Task goal:
Pick out each line of the records that includes the string "What", and copy it.

Stored data:
========
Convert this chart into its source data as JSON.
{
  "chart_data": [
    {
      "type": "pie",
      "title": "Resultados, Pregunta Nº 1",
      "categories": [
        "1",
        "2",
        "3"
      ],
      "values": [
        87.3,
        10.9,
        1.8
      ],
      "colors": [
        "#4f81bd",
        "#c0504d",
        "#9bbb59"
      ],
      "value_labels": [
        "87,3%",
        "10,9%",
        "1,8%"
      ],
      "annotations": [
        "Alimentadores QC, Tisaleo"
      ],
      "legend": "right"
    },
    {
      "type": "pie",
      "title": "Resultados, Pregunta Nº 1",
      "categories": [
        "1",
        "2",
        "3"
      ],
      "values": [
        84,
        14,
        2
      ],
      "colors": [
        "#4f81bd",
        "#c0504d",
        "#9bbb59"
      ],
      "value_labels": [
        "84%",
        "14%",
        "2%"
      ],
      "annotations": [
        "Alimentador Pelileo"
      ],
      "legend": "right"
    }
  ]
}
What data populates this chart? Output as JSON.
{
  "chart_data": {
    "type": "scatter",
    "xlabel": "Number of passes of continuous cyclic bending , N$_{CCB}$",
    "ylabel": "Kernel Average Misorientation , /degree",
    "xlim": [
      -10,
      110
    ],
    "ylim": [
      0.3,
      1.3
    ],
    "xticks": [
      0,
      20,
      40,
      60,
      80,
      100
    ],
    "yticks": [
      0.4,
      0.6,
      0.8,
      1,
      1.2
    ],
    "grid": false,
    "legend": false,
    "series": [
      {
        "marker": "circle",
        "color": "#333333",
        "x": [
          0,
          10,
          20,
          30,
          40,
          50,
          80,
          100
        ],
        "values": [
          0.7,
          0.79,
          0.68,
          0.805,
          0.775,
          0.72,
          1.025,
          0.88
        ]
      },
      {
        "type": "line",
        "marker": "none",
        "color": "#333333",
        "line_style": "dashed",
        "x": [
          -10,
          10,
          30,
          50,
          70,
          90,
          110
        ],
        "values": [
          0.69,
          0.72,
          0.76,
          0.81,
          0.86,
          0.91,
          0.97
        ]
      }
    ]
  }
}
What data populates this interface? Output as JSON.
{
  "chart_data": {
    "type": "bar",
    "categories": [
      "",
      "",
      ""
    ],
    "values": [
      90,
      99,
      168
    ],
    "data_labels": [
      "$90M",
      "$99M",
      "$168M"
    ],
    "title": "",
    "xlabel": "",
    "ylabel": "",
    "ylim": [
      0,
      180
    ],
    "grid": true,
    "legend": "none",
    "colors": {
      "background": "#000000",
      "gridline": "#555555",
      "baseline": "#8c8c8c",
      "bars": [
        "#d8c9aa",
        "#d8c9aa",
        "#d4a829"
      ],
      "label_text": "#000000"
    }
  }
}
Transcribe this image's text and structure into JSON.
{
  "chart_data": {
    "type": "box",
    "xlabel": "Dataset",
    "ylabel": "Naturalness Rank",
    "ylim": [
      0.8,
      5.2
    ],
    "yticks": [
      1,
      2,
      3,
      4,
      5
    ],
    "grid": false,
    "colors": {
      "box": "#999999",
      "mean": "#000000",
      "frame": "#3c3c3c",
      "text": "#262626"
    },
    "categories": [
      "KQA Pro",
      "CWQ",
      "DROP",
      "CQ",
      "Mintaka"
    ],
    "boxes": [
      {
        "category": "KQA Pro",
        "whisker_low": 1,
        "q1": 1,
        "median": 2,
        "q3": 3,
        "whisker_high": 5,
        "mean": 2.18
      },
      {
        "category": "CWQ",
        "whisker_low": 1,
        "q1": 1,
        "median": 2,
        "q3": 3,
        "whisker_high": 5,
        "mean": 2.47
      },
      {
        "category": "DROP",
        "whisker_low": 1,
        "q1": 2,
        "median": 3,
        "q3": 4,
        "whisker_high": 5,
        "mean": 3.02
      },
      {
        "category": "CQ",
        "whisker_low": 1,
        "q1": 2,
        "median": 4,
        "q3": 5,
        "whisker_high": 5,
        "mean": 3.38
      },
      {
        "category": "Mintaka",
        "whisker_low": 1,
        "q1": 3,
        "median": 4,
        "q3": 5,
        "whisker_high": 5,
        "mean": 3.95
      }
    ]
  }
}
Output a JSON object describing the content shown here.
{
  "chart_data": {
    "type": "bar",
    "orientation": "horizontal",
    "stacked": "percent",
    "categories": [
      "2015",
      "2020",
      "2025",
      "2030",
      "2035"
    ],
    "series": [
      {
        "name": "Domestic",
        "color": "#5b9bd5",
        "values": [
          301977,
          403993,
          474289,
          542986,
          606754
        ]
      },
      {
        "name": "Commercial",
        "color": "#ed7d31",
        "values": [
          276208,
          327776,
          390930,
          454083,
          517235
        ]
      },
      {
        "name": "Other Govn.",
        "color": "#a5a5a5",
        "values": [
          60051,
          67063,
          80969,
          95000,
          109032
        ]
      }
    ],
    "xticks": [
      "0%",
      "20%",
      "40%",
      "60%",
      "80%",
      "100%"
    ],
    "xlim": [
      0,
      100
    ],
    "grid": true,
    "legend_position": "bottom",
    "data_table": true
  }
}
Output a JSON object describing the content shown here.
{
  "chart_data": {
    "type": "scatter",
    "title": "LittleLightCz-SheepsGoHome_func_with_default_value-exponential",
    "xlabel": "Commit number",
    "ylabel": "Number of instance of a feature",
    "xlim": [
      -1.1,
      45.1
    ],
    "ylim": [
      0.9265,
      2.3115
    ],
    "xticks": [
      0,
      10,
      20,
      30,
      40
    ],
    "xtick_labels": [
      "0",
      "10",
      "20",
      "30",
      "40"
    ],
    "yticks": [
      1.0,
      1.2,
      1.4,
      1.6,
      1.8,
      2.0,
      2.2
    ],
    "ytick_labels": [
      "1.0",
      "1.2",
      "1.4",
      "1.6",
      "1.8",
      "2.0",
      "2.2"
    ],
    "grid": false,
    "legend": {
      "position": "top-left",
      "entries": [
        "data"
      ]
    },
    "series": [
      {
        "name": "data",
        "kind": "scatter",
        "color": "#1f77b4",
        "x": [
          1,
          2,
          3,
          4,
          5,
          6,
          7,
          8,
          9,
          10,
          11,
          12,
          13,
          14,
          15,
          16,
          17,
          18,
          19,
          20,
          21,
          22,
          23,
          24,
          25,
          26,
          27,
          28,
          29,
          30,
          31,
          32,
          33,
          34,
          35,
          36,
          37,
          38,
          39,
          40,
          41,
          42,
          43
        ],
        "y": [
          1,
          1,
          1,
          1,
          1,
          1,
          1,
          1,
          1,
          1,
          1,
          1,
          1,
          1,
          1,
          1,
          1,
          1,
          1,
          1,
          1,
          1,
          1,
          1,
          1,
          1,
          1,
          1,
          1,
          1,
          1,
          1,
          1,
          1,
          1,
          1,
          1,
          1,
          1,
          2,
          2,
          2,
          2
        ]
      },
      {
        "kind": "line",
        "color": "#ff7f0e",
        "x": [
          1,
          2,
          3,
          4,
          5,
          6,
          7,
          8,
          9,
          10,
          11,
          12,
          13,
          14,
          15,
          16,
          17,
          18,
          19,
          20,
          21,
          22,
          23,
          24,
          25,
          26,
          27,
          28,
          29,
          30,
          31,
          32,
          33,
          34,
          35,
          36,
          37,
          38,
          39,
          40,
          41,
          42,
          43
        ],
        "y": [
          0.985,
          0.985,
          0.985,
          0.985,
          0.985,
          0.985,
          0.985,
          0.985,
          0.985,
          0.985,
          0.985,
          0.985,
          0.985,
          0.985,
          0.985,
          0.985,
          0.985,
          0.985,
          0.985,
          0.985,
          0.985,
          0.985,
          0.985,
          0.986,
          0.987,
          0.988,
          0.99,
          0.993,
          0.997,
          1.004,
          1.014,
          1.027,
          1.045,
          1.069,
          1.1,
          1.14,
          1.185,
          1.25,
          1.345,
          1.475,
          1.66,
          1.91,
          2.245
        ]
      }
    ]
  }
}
========
Response to this task:
What data populates this chart? Output as JSON.
What data populates this interface? Output as JSON.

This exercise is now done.